= GIVEN PASSAGE =
Petitioner counters that respondent, by implication, knew the July 29, 1988, hearing would involve criminal contempt since respondent, in June 1988, paid the child support claimed due in the show-cause petition. Thus, the only matters that could have been before the trial court on July 29 involved criminal, not civil, contempt. Petitioner argues the evidence of respondent's contumacious conduct was presented by exhibit to the trial court, after respondent's counsel elected to proceed with a full hearing on the petition. According to petitioner, this exhibit constitutes an admission in court by respondent of his contumacious conduct and, therefore, respondent was properly summarily punished. Petitioner cites People v. Boucher (1989), 179 Ill. App. 3d 832, 535 N.E.2d 56. Last, petitioner maintains respondent was afforded his due process rights in accord with this court's decision in J.L.D.

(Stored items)
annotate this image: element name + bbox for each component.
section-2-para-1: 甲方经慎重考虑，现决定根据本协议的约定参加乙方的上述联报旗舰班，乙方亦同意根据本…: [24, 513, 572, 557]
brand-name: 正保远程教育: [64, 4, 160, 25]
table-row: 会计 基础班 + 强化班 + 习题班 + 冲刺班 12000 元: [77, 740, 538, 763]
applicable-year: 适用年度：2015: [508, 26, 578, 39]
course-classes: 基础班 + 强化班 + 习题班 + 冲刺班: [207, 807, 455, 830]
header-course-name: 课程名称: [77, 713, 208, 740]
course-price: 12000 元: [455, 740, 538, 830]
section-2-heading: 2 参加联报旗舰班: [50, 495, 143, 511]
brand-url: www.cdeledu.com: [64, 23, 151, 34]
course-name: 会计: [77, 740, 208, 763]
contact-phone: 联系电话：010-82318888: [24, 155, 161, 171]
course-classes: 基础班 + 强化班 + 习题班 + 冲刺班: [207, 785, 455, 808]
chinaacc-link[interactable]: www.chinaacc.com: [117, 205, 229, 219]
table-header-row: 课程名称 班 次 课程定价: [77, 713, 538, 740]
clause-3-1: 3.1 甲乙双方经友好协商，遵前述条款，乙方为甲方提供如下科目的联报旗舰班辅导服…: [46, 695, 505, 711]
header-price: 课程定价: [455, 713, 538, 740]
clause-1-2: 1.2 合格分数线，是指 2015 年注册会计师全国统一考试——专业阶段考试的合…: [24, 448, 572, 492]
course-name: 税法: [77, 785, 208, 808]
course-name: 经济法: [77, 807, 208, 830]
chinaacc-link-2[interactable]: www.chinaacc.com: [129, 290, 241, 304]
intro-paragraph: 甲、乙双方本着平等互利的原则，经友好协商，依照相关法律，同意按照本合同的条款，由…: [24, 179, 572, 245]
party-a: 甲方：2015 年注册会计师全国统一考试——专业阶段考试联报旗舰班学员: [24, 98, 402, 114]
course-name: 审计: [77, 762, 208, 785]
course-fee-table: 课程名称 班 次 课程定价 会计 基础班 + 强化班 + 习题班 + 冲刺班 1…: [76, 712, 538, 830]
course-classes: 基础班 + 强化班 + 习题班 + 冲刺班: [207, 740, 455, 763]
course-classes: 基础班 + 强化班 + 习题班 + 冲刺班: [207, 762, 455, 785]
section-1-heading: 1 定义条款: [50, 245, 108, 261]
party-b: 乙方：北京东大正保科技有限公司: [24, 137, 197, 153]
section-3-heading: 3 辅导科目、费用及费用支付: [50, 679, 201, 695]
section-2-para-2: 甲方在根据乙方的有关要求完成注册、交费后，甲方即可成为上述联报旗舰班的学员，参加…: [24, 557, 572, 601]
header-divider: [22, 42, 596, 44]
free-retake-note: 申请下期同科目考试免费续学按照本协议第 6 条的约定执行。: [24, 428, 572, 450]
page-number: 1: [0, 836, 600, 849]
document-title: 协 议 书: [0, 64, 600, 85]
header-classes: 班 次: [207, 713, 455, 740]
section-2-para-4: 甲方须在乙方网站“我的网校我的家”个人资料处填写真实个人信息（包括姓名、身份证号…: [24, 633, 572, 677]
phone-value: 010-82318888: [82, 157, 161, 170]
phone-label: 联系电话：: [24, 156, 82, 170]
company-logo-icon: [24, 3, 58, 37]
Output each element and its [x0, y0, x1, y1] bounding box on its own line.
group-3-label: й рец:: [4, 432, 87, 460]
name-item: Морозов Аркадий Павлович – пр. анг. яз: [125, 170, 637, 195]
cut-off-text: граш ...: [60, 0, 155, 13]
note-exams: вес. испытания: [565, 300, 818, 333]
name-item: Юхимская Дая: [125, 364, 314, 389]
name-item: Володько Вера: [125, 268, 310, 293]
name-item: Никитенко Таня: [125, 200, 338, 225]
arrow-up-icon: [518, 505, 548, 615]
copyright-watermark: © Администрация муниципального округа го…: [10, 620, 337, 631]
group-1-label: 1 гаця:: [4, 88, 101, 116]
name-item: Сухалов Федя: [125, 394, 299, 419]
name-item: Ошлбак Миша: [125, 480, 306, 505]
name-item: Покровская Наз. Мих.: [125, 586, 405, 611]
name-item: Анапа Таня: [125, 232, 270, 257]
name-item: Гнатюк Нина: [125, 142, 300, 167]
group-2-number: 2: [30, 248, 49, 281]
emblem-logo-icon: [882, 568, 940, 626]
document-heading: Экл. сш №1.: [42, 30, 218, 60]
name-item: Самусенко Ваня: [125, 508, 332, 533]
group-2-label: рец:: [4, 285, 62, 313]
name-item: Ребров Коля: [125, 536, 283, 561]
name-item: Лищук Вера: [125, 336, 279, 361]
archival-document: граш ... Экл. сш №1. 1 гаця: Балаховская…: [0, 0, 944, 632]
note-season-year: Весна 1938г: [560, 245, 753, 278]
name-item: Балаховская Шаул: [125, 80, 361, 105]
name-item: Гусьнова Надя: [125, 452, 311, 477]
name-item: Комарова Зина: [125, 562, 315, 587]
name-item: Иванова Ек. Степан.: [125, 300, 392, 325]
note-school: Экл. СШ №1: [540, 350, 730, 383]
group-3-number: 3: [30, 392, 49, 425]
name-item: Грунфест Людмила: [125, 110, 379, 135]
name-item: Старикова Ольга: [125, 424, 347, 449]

= REQUIRED TASKS =
#1 According to the contempt passage, when did respondent pay the child support claimed due in the show-cause petition?
#2 Retype the part of the contempt passage that opens with the words containing "Petitioner counters that" and closes with "decision in J.L.D.".

= WORKED ANSWERS =
#1 Respondent paid it in June 1988.

#2
Petitioner counters that respondent, by implication, knew the July 29, 1988, hearing would involve criminal contempt since respondent, in June 1988, paid the child support claimed due in the show-cause petition. Thus, the only matters that could have been before the trial court on July 29 involved criminal, not civil, contempt. Petitioner argues the evidence of respondent's contumacious conduct was presented by exhibit to the trial court, after respondent's counsel elected to proceed with a full hearing on the petition. According to petitioner, this exhibit constitutes an admission in court by respondent of his contumacious conduct and, therefore, respondent was properly summarily punished. Petitioner cites People v. Boucher (1989), 179 Ill. App. 3d 832, 535 N.E.2d 56. Last, petitioner maintains respondent was afforded his due process rights in accord with this court's decision in J.L.D.